**Task objective**.
In the passage on shale pore structure, what evidence is given for the multi-fractal nature of the pore size distribution in the meso-macropore range?

**Text provided**.
The singularity spectra f(a) and scaling exponent a of shale samples exhibit a clear asymmetry (Figure 5D), further confirming the multi-fractal nature of micropore distribution. The (a₀)_micro values range from 1.062 to 1.103, averaging at 1.075, exhibiting a relatively concentrated distribution of micropores within this range. Furthermore, the (a_5--a₅₊)_micro values, indicative of the degree of heterogeneity in pore distribution, range from 1.338 to 2.097, averaging at 1.526, showing significant internal disparities and high heterogeneity in PSD within the micropore range (Do and Do, 2003). The R_d value, calculated as R_d = ((a₀-a₅₊) - (a_5--a₀)), reflects the deviation of the symmetry line of the f(a) spectrum, averaging at −0.469, suggesting that micropores in these shales are primarily concentrated within the high-probability region or the concentrated region of PSD.

4.4.2 Meso-macropore

According to the N₂ adsorption data, the multi-fractal characteristics of meso-macropores (2–200 nm) were studied. It shows a clear positive linear relationship between log u(q,ε) and logε for all shale samples, with the fitting lines gradually closing each other (Figure 6A). The generalized dimension D(q) exhibits a monotonic decrease as q increases (Figure 6B), indicating the presence of multi-fractal nature in PSD within the meso-macropore range. Table 2 shows relative low values of D₀-D₁ (average 0.214) within meso-macropore range, reflecting a more uniform pore distribution, consistent with the PSD curve (Figure 6C). The H_meso-macro values of the shale samples range from 0.74 to 0.86, with an average of 0.80, indicating relative low meso-macropore connectivity. The (D_5--D₅₊)_meso-macro values range from 0.806 to 1.547, with an average of 1.212, indicating high heterogeneity in PSD within the mesopore-macropore range. Moreover, the singularity spectra f(a) and scaling exponent a exhibits a clear asymmetry (Figure 6D), also confirming the multi-fractal nature of pore distribution within the meso-macropore range. The (a_5--a₅₊)_meso-macro values of the shale samples range from 0.950 to 2.029, with an average of 1.616, reflecting a high heterogeneity of pore distribution within the meso-macropore range. The average R_d value for the shale samples is 0.046, indicating that the pores within the meso-macropore range are mainly distributed in the lower-probability region or the sparse region of PSD.

**Material shown**.
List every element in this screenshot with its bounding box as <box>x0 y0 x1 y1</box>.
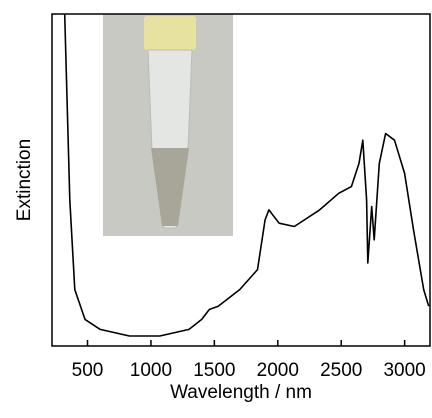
inset-photo <box>103 14 233 236</box>
x-axis-label: Wavelength / nm <box>170 382 312 403</box>
data-line <box>63 13 430 337</box>
x-tick-label: 1500 <box>193 360 235 381</box>
x-tick-label: 500 <box>72 360 104 381</box>
x-tick-label: 1000 <box>130 360 172 381</box>
x-tick-label: 2500 <box>320 360 362 381</box>
y-axis-label: Extinction <box>14 139 35 221</box>
x-tick-label: 3000 <box>383 360 425 381</box>
plot-frame <box>51 13 431 347</box>
x-tick-label: 2000 <box>257 360 299 381</box>
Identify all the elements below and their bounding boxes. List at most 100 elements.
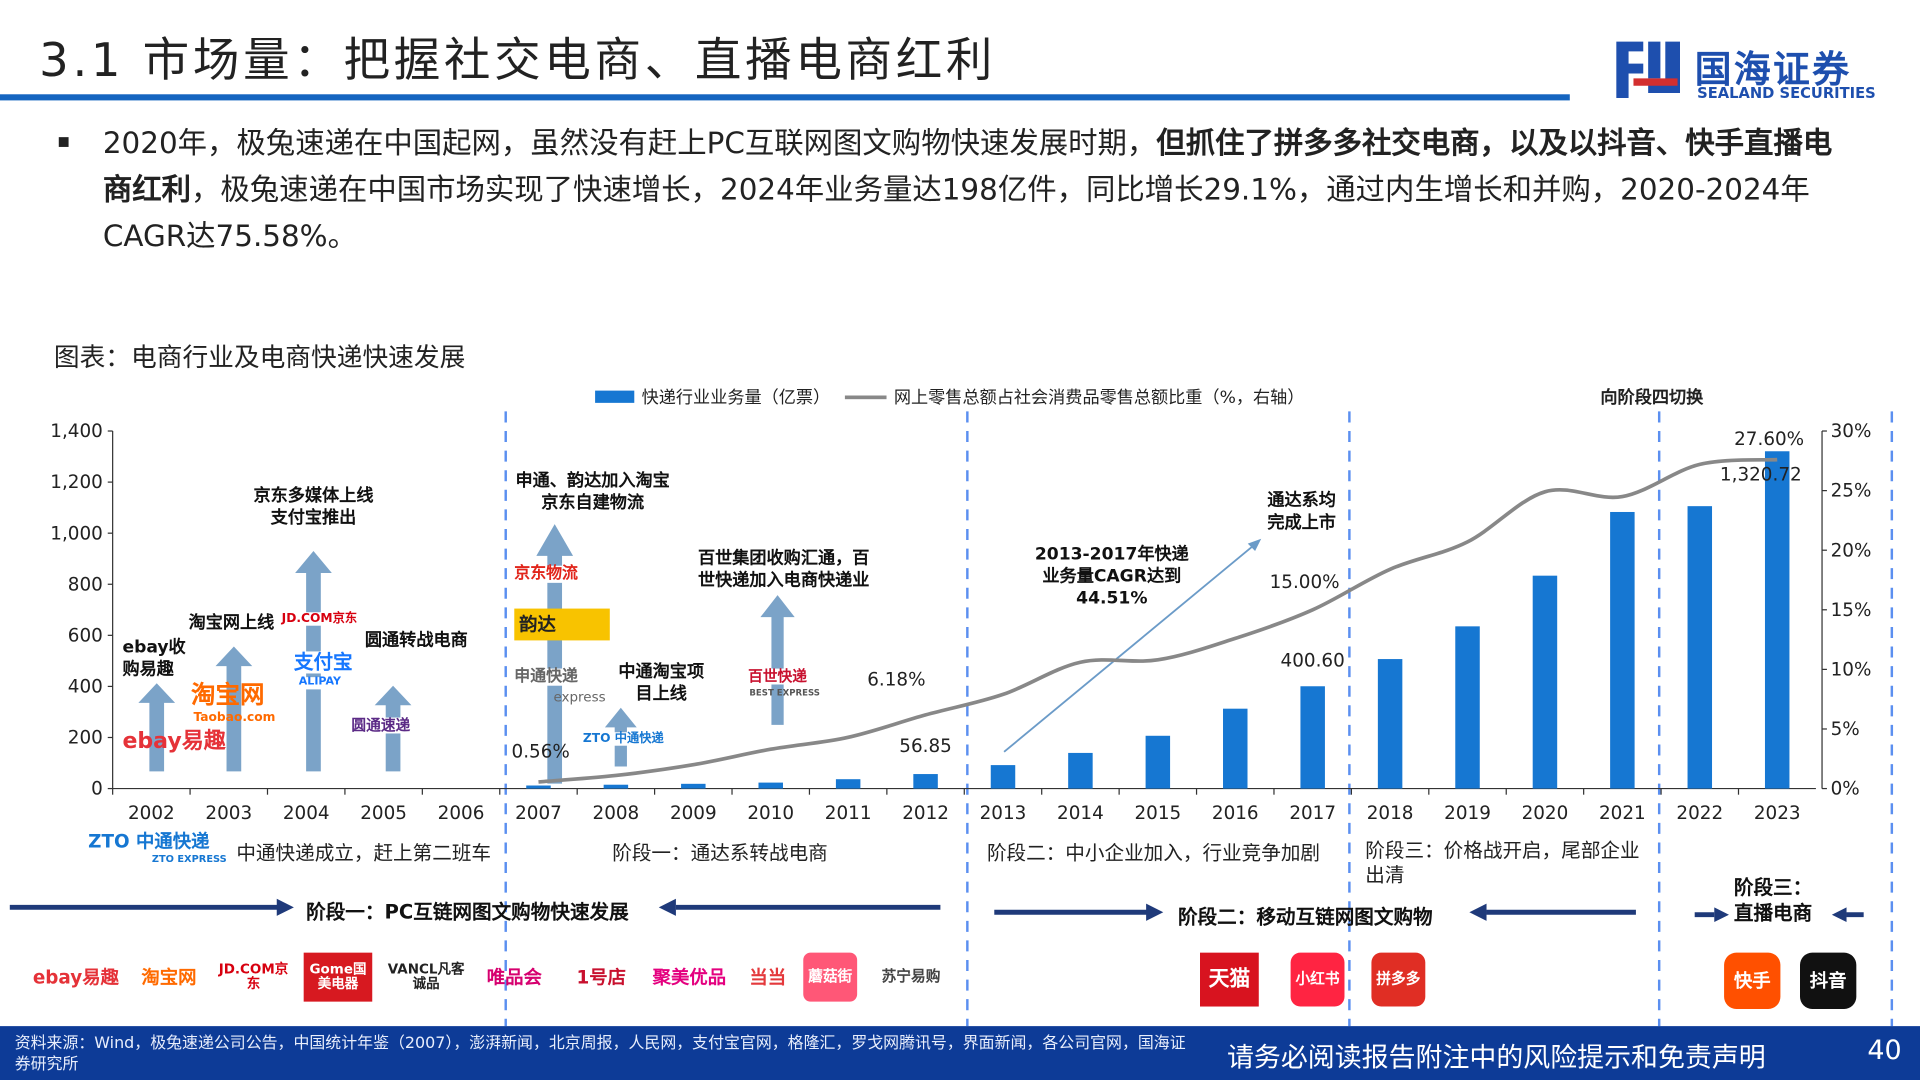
y-left-tick-label: 600 (68, 625, 103, 646)
stage-2: 阶段二：中小企业加入，行业竞争加剧 (986, 841, 1321, 865)
switch-to-stage4-label: 向阶段四切换 (1600, 388, 1704, 408)
legend-bar-label: 快递行业业务量（亿票） (641, 388, 831, 408)
zto-logo-large: ZTO 中通快递 (88, 830, 210, 853)
x-tick-label: 2023 (1754, 803, 1801, 824)
brand-logo: 国海证券 SEALAND SECURITIES (1614, 34, 1883, 107)
x-tick-label: 2022 (1676, 803, 1723, 824)
phase-1-label: 阶段一：PC互链网图文购物快速发展 (306, 900, 629, 924)
bullet-text-bold: 但抓住了拼多多社交电商，以及以抖音、快手直播电商红利 (102, 126, 1833, 207)
annotation-cagr: 2013-2017年快递 业务量CAGR达到 44.51% (1034, 544, 1189, 609)
yto-logo: 圆通速递 (351, 716, 411, 734)
logo-mogujie: 蘑菇街 (803, 952, 858, 1002)
bar-2017 (1300, 686, 1325, 789)
taobao-url: Taobao.com (193, 711, 276, 725)
data-label: 27.60% (1734, 429, 1804, 450)
x-tick-label: 2014 (1057, 803, 1104, 824)
arrow-up-icon (536, 524, 574, 784)
bar-2018 (1377, 659, 1403, 789)
yunda-logo: 韵达 (514, 608, 610, 641)
bar-2021 (1610, 511, 1635, 789)
stage-3: 阶段三：价格战开启，尾部企业出清 (1365, 838, 1640, 887)
zto-en: ZTO EXPRESS (151, 853, 227, 865)
logo-pinduoduo: 拼多多 (1371, 952, 1426, 1007)
y-left-tick-label: 800 (68, 574, 103, 595)
summary-bullet: 2020年，极兔速递在中国起网，虽然没有赶上PC互联网图文购物快速发展时期，但抓… (58, 120, 1859, 260)
logo-douyin: 抖音 (1800, 952, 1857, 1009)
bar-2009 (681, 783, 706, 789)
legend-bar-swatch (595, 390, 635, 403)
bar-2016 (1223, 708, 1248, 789)
data-label: 6.18% (867, 670, 925, 691)
logo-kuaishou: 快手 (1724, 952, 1781, 1009)
data-label: 56.85 (899, 736, 952, 757)
bar-2008 (603, 784, 629, 789)
y-left-tick-label: 0 (91, 779, 103, 800)
alipay-en: ALIPAY (298, 675, 341, 690)
y-right-tick-label: 5% (1831, 719, 1860, 740)
annotation-sto-yunda: 申通、韵达加入淘宝 京东自建物流 (515, 471, 670, 514)
annotation-tongda: 通达系均 完成上市 (1267, 491, 1336, 533)
arrow-head-icon (1247, 538, 1262, 552)
source-note: 资料来源：Wind，极兔速递公司公告，中国统计年鉴（2007），澎湃新闻，北京周… (14, 1034, 1186, 1074)
logo-yhd: 1号店 (576, 965, 626, 988)
legend-line-label: 网上零售总额占社会消费品零售总额比重（%，右轴） (893, 388, 1305, 408)
zto-logo: ZTO 中通快递 (582, 732, 664, 746)
arrow-up-icon (215, 646, 253, 772)
y-right-tick-label: 25% (1831, 481, 1872, 502)
x-tick-label: 2020 (1522, 803, 1569, 824)
annotation-jd-alipay: 京东多媒体上线 支付宝推出 (253, 486, 374, 528)
logo-xiaohongshu: 小红书 (1290, 952, 1345, 1007)
x-tick-label: 2002 (128, 803, 175, 824)
x-tick-label: 2004 (283, 803, 330, 824)
stage-zto-founded: 中通快递成立，赶上第二班车 (236, 841, 492, 865)
bullet-text-2: ，极兔速递在中国市场实现了快速增长，2024年业务量达198亿件，同比增长29.… (102, 172, 1810, 254)
bullet-icon (58, 137, 69, 147)
annotation-taobao: 淘宝网上线 (188, 613, 275, 634)
phase-2-label: 阶段二：移动互链网图文购物 (1177, 904, 1433, 929)
title-divider (0, 94, 1570, 101)
sto-en: express (553, 689, 606, 706)
y-right-tick-label: 10% (1831, 660, 1872, 681)
logo-gome: Gome国美电器 (303, 952, 373, 1002)
y-left-tick-label: 1,000 (50, 523, 103, 544)
y-left-tick-label: 1,400 (50, 421, 103, 442)
x-tick-label: 2016 (1212, 803, 1259, 824)
disclaimer: 请务必阅读报告附注中的风险提示和免责声明 (1226, 1043, 1766, 1074)
bar-2023 (1764, 451, 1790, 789)
bar-2007 (526, 785, 551, 789)
chart-legend: 快递行业业务量（亿票） 网上零售总额占社会消费品零售总额比重（%，右轴） (595, 384, 1304, 408)
best-en: BEST EXPRESS (749, 688, 820, 698)
x-tick-label: 2011 (825, 803, 872, 824)
cagr-arrow (1003, 540, 1260, 753)
annotation-best: 百世集团收购汇通，百 世快递加入电商快递业 (697, 548, 870, 591)
bar-2011 (835, 779, 861, 789)
bar-2012 (913, 774, 938, 789)
x-tick-label: 2013 (980, 803, 1027, 824)
data-label: 15.00% (1270, 572, 1340, 593)
bar-2010 (758, 782, 783, 789)
logo-jumei: 聚美优品 (652, 965, 727, 988)
bar-2020 (1532, 575, 1558, 789)
brand-name-en: SEALAND SECURITIES (1697, 84, 1876, 102)
page-number: 40 (1867, 1035, 1902, 1067)
arrow-up-icon (760, 595, 795, 725)
logo-dangdang: 当当 (749, 965, 787, 988)
page-title: 3.1 市场量：把握社交电商、直播电商红利 (39, 33, 997, 87)
arrow-up-icon (138, 683, 176, 772)
bar-2013 (990, 765, 1016, 789)
logo-vip: 唯品会 (486, 965, 542, 988)
y-right-tick-label: 20% (1831, 540, 1872, 561)
data-label: 400.60 (1281, 651, 1345, 672)
x-tick-label: 2007 (515, 803, 562, 824)
x-tick-label: 2012 (902, 803, 949, 824)
logo-tmall: 天猫 (1200, 952, 1259, 1007)
x-tick-label: 2019 (1444, 803, 1491, 824)
ebay-logo: ebay易趣 (122, 728, 226, 755)
online-retail-share-line (538, 457, 1778, 784)
y-right-tick-label: 30% (1831, 421, 1872, 442)
brand-name-cn: 国海证券 (1694, 48, 1852, 92)
jd-logistics-logo: 京东物流 (514, 564, 578, 584)
x-tick-label: 2003 (205, 803, 252, 824)
x-tick-label: 2009 (670, 803, 717, 824)
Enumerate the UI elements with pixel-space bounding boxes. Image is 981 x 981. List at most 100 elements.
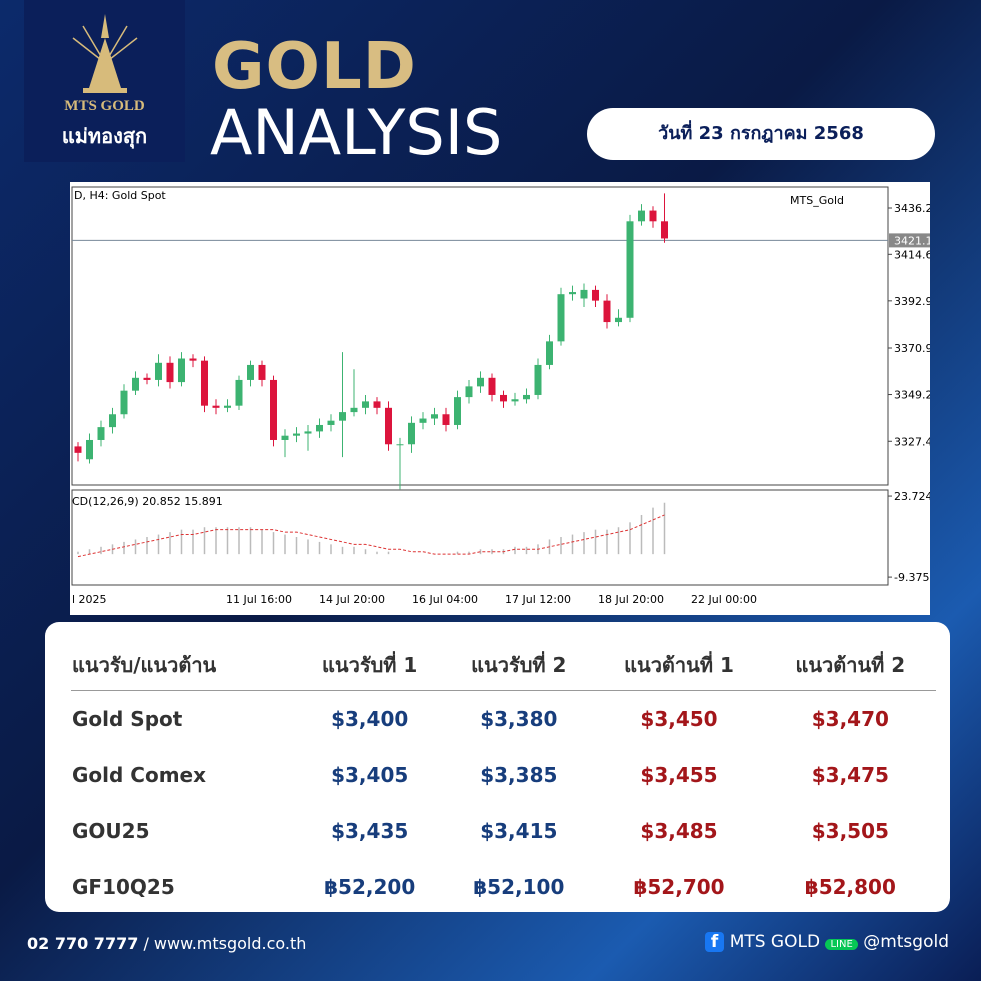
candle-body [488, 377, 496, 395]
website: / www.mtsgold.co.th [143, 934, 307, 953]
row: Gold Comex $3,405 $3,385 $3,455 $3,475 [71, 747, 936, 803]
table: แนวรับ/แนวต้าน แนวรับที่ 1 แนวรับที่ 2 แนวต… [71, 640, 936, 915]
cell: $3,475 [811, 763, 889, 787]
cell: $3,450 [640, 707, 718, 731]
title: ANALYSIS [210, 96, 503, 169]
row: GOU25 $3,435 $3,415 $3,485 $3,505 [71, 803, 936, 859]
cell: $3,400 [331, 707, 409, 731]
candle-body [431, 414, 438, 419]
candle-body [212, 405, 220, 408]
candle-body [649, 210, 657, 222]
row: GF10Q25 ฿52,200 ฿52,100 ฿52,700 ฿52,800 [71, 859, 936, 915]
social: f MTS GOLD LINE @mtsgold [704, 932, 949, 952]
candle-body [534, 364, 542, 395]
candle-body [339, 412, 346, 421]
cell: $3,470 [811, 707, 889, 731]
signal-line [77, 514, 665, 558]
cell: ฿52,100 [473, 875, 565, 899]
candle-body [143, 377, 151, 380]
footer: 02 770 7777 / www.mtsgold.co.th [27, 934, 306, 953]
phone: 02 770 7777 [27, 934, 139, 953]
price-label: 3421.1 [894, 234, 930, 247]
candle-body [270, 379, 277, 440]
cell: Gold Comex [72, 763, 207, 787]
fb-icon: f [704, 932, 725, 952]
cell: ฿52,200 [324, 875, 416, 899]
candle-body [304, 431, 312, 434]
cell: $3,415 [480, 819, 558, 843]
logo: MTS GOLD แม่ทองสุก [24, 0, 185, 162]
y-tick-label: 3370.9 [894, 342, 930, 355]
candle-body [166, 362, 174, 383]
x-tick-label: 17 Jul 12:00 [505, 593, 571, 606]
candle-body [442, 414, 450, 425]
chart-title: D, H4: Gold Spot [74, 189, 166, 202]
candle-body [247, 364, 254, 380]
y-tick-label: 3436.2 [894, 202, 930, 215]
candle-body [500, 394, 507, 402]
y-tick-label: 3414.6 [894, 248, 930, 261]
cell: Gold Spot [72, 707, 183, 731]
candle-body [396, 444, 404, 446]
candle-body [385, 407, 392, 445]
price-box [889, 233, 930, 248]
candle-body [546, 341, 553, 365]
cell: $3,385 [480, 763, 558, 787]
candle-body [373, 401, 381, 408]
candle-body [557, 294, 565, 342]
candle-body [603, 300, 611, 323]
x-tick-label: 16 Jul 04:00 [412, 593, 478, 606]
candle-body [235, 379, 243, 406]
logo-name: MTS GOLD [64, 98, 145, 114]
candle-body [189, 358, 197, 361]
candle-body [592, 289, 599, 301]
x-tick-label: l 2025 [72, 593, 107, 606]
y-tick-label: 3392.9 [894, 295, 930, 308]
candle-body [97, 427, 105, 440]
pane [71, 489, 889, 586]
candle-body [224, 405, 231, 408]
cell: $3,380 [480, 707, 558, 731]
candle-body [201, 360, 208, 406]
candle-body [511, 399, 519, 402]
cell: $3,405 [331, 763, 409, 787]
candle-body [132, 377, 139, 391]
y-tick-label: -9.375 [894, 571, 929, 584]
candle-body [638, 210, 645, 222]
cell: $3,505 [811, 819, 889, 843]
candle-body [316, 424, 323, 432]
indicator-label: CD(12,26,9) 20.852 15.891 [72, 495, 223, 508]
candle-body [661, 221, 668, 239]
logo-icon [72, 14, 137, 93]
cell: $3,435 [331, 819, 409, 843]
pane [71, 186, 889, 486]
x-tick-label: 18 Jul 20:00 [598, 593, 664, 606]
logo-thai: แม่ทองสุก [61, 124, 148, 148]
candle-body [155, 362, 162, 380]
column-header: แนวรับที่ 1 [295, 640, 445, 691]
column-header: แนวต้านที่ 2 [764, 640, 936, 691]
title: GOLD [212, 30, 417, 104]
cell: GOU25 [72, 819, 150, 843]
candle-body [120, 390, 128, 415]
y-tick-label: 3349.2 [894, 389, 930, 402]
candle-body [178, 358, 185, 383]
candle-body [626, 221, 634, 318]
x-tick-label: 11 Jul 16:00 [226, 593, 292, 606]
column-header: แนวรับที่ 2 [444, 640, 594, 691]
facebook: MTS GOLD [729, 932, 821, 952]
cell: $3,485 [640, 819, 718, 843]
cell: ฿52,800 [804, 875, 896, 899]
line-id: @mtsgold [863, 932, 949, 952]
candle-body [327, 420, 335, 425]
column-header: แนวต้านที่ 1 [593, 640, 765, 691]
candle-body [465, 386, 473, 398]
candle-body [362, 401, 369, 408]
candle-body [569, 292, 576, 295]
candle-body [293, 433, 300, 436]
candle-body [86, 439, 93, 460]
candle-body [258, 364, 266, 380]
candle-body [74, 446, 82, 453]
line-icon: LINE [825, 939, 858, 950]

**Result**.
The generalized dimension D(q) decreases monotonically as q increases, which indicates that the pore size distribution in the meso-macropore range is multi-fractal. The singularity spectra f(a) and scaling exponent a also show a clear asymmetry, which further confirms it.